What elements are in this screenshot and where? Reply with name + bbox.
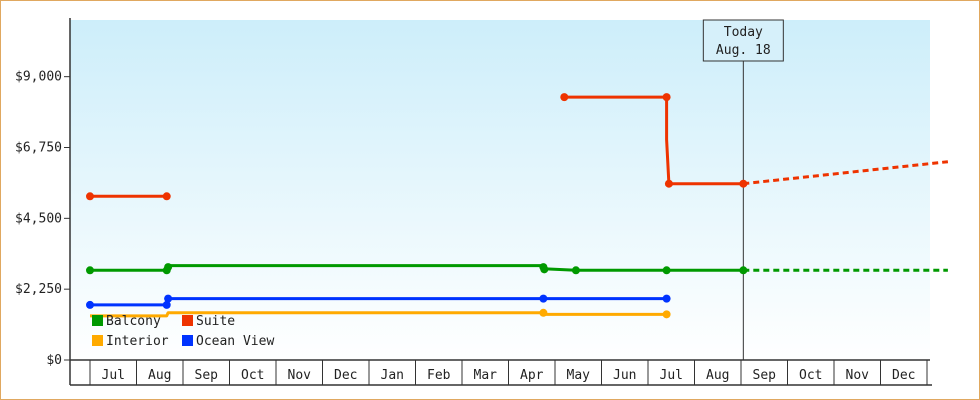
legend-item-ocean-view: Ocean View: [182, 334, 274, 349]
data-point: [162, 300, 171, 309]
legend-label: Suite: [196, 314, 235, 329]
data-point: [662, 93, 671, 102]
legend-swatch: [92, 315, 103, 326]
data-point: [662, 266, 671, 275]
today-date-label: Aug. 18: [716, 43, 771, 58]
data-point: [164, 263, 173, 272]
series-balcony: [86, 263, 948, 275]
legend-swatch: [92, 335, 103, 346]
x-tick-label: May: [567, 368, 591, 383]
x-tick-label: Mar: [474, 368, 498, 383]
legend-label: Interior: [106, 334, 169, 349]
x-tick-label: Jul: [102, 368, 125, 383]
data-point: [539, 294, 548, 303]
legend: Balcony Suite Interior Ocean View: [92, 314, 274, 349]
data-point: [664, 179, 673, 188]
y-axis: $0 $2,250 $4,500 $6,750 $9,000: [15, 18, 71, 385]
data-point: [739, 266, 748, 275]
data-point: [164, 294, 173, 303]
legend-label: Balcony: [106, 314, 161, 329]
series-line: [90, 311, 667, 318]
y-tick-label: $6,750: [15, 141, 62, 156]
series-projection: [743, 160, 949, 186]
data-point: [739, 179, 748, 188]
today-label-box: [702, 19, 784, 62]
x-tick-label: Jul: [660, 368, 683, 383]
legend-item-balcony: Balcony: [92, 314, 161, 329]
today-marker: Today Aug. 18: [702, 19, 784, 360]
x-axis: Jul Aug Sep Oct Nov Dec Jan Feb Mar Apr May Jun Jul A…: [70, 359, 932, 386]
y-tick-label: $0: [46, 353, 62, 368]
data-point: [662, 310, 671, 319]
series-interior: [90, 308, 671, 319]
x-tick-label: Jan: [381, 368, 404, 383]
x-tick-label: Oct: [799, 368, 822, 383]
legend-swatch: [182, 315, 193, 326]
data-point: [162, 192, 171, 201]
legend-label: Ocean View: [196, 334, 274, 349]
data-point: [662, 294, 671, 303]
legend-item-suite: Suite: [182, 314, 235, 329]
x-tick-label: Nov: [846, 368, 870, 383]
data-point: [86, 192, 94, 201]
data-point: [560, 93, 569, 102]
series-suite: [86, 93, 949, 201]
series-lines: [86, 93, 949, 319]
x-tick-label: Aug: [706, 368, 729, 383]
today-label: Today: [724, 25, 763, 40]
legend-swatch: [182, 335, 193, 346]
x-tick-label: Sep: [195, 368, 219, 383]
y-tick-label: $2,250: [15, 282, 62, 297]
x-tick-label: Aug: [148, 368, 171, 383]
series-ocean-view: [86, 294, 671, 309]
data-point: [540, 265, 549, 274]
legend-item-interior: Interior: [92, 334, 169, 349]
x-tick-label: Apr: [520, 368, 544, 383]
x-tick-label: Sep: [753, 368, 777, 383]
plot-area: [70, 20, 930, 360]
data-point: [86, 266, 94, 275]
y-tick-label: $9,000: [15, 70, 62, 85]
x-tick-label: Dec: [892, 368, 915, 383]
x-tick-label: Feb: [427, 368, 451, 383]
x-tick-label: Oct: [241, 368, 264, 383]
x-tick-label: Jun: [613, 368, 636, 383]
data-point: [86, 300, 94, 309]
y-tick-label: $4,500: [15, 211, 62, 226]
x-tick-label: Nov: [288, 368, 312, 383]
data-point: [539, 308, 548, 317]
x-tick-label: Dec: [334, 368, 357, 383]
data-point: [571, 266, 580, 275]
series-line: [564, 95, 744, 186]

※

(The problem): Please pull every line of the items above into your answer unchanged, leaving out the picture.

(Written solution):
What elements are in this screenshot and where? Reply with name + bbox.
legend-item-ocean-view: Ocean View: [182, 334, 274, 349]
data-point: [162, 300, 171, 309]
legend-label: Suite: [196, 314, 235, 329]
data-point: [662, 93, 671, 102]
legend-swatch: [92, 315, 103, 326]
data-point: [662, 266, 671, 275]
today-date-label: Aug. 18: [716, 43, 771, 58]
data-point: [164, 263, 173, 272]
series-balcony: [86, 263, 948, 275]
legend-swatch: [92, 335, 103, 346]
x-tick-label: May: [567, 368, 591, 383]
x-tick-label: Mar: [474, 368, 498, 383]
legend-label: Interior: [106, 334, 169, 349]
x-tick-label: Jul: [102, 368, 125, 383]
data-point: [539, 294, 548, 303]
legend: Balcony Suite Interior Ocean View: [92, 314, 274, 349]
data-point: [664, 179, 673, 188]
y-axis: $0 $2,250 $4,500 $6,750 $9,000: [15, 18, 71, 385]
data-point: [739, 266, 748, 275]
data-point: [164, 294, 173, 303]
legend-label: Balcony: [106, 314, 161, 329]
series-line: [90, 311, 667, 318]
y-tick-label: $6,750: [15, 141, 62, 156]
series-projection: [743, 160, 949, 186]
data-point: [739, 179, 748, 188]
today-label-box: [702, 19, 784, 62]
x-tick-label: Jul: [660, 368, 683, 383]
legend-item-balcony: Balcony: [92, 314, 161, 329]
today-marker: Today Aug. 18: [702, 19, 784, 360]
x-axis: Jul Aug Sep Oct Nov Dec Jan Feb Mar Apr May Jun Jul A…: [70, 359, 932, 386]
y-tick-label: $0: [46, 353, 62, 368]
data-point: [662, 310, 671, 319]
series-interior: [90, 308, 671, 319]
x-tick-label: Jan: [381, 368, 404, 383]
x-tick-label: Oct: [799, 368, 822, 383]
legend-swatch: [182, 315, 193, 326]
data-point: [162, 192, 171, 201]
legend-label: Ocean View: [196, 334, 274, 349]
data-point: [662, 294, 671, 303]
legend-item-suite: Suite: [182, 314, 235, 329]
x-tick-label: Nov: [846, 368, 870, 383]
data-point: [86, 192, 94, 201]
data-point: [560, 93, 569, 102]
series-suite: [86, 93, 949, 201]
series-lines: [86, 93, 949, 319]
x-tick-label: Aug: [706, 368, 729, 383]
today-label: Today: [724, 25, 763, 40]
legend-swatch: [182, 335, 193, 346]
x-tick-label: Sep: [195, 368, 219, 383]
y-tick-label: $2,250: [15, 282, 62, 297]
x-tick-label: Aug: [148, 368, 171, 383]
series-ocean-view: [86, 294, 671, 309]
data-point: [540, 265, 549, 274]
legend-item-interior: Interior: [92, 334, 169, 349]
x-tick-label: Apr: [520, 368, 544, 383]
x-tick-label: Sep: [753, 368, 777, 383]
plot-area: [70, 20, 930, 360]
data-point: [86, 266, 94, 275]
y-tick-label: $9,000: [15, 70, 62, 85]
x-tick-label: Dec: [892, 368, 915, 383]
x-tick-label: Feb: [427, 368, 451, 383]
x-tick-label: Oct: [241, 368, 264, 383]
x-tick-label: Jun: [613, 368, 636, 383]
data-point: [86, 300, 94, 309]
y-tick-label: $4,500: [15, 211, 62, 226]
x-tick-label: Nov: [288, 368, 312, 383]
data-point: [539, 308, 548, 317]
x-tick-label: Dec: [334, 368, 357, 383]
data-point: [571, 266, 580, 275]
series-line: [564, 95, 744, 186]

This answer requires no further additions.